Things to do -
a: According to the page on community engagement in Malaysia, how do Malaysia's per capita renewable internal freshwater resource flows compare with the world average?
b: From the page on community engagement in Malaysia, extract the passage that begins at the words "Equipping Malaysian Universities" and stops after the words "challenges in Malaysia?".
c: List every place and every organization named in the page on community engagement in Malaysia.

Provided passage -
————
Boosting Community Engagement for Problem Solving in Malaysia

Equipping Malaysian Universities to Engage Their Communities and Enhance Local Problem Solving

How might we build a university’s capacity to engage communities in solving local water challenges in Malaysia?

Problem

Southeast Asia struggles with an unfortunate paradox: the region enjoys ample water, but much of it is unsafe or unreliable. In Malaysia, for example, the World Bank reports that per capita renewable internal freshwater resource flows are more than three times the world average! Yet river water quality has decreased so markedly in recent years that many are now unsuitable to provide drinking water.  The Univerisiti Teknologi Malaysia (UTM), renowned for its technical prowess, has much to offer communities plagued by water challenges.  But UTM leaders acknowledge their need to better translate research and training prowess into solutions not just for communities but devised with communities.

Solution

The methods we learned in training were so simple, but they transformed our ability to engage the community and find substantive opportunities for partnership. This experience was beyond imagination and expectation!”
————
Data extracted from a collection -
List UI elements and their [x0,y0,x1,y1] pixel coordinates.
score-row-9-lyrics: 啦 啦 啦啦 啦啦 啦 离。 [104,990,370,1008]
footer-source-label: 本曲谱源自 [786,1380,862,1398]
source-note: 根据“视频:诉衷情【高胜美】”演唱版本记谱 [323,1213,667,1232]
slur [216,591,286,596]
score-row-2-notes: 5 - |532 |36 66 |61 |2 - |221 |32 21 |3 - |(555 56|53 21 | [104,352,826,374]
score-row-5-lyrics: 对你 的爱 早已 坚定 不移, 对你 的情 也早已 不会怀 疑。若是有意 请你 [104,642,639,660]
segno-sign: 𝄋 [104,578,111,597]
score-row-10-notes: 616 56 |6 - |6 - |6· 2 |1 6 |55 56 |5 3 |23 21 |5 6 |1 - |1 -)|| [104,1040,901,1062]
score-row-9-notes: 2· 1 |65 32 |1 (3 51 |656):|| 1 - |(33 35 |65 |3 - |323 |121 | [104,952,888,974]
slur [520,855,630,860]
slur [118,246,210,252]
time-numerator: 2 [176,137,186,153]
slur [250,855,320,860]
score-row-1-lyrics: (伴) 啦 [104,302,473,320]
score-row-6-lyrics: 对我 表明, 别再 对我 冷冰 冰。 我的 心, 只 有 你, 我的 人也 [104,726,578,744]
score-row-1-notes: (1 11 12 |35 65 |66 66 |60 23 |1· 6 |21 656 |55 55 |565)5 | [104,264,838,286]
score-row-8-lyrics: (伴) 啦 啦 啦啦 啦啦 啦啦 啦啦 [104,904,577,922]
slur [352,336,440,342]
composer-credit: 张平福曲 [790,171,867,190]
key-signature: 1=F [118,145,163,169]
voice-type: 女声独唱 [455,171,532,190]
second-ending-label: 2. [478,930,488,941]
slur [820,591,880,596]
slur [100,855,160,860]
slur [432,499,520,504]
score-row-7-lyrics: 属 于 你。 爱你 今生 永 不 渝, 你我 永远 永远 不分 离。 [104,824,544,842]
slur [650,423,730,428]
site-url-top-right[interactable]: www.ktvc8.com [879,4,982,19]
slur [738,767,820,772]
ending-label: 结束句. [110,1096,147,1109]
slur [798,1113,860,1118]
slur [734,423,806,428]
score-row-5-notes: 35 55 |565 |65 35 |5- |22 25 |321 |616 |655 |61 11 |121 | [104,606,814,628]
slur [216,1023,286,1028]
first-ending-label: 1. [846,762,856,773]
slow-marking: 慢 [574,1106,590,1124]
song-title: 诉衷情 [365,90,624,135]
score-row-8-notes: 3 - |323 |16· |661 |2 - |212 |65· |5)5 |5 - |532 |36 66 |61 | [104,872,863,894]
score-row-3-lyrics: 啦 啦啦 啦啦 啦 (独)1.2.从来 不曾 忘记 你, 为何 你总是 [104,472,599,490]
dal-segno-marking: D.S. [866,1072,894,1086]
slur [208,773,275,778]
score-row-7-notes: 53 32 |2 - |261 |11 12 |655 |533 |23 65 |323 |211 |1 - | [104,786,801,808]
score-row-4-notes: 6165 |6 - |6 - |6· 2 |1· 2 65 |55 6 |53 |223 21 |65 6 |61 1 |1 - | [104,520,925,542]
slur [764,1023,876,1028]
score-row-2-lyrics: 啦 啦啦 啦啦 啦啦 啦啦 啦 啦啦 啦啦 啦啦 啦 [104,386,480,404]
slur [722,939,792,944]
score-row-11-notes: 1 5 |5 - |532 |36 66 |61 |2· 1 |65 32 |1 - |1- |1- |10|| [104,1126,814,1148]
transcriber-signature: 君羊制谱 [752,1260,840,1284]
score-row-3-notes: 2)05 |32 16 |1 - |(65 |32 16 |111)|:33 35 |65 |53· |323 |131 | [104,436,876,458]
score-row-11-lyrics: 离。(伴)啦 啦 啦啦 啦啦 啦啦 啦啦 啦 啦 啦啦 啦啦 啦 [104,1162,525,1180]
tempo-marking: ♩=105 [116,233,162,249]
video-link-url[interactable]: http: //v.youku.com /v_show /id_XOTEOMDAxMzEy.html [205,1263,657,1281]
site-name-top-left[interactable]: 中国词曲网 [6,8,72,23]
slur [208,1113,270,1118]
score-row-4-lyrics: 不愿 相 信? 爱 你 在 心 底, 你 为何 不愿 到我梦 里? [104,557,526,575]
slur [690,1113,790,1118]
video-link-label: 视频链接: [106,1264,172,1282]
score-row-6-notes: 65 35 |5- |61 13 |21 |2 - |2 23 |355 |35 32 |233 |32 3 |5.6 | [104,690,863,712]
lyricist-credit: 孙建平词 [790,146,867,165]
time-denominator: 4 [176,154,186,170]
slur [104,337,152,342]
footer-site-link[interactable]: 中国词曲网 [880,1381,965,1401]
————
Replies -
a: They are more than three times the world average, according to the World Bank.

b:
Equipping Malaysian Universities to Engage Their Communities and Enhance Local Problem Solving

How might we build a university’s capacity to engage communities in solving local water challenges in Malaysia?

c:
- Southeast Asia
- Malaysia
- World Bank
- Univerisiti Teknologi Malaysia (UTM)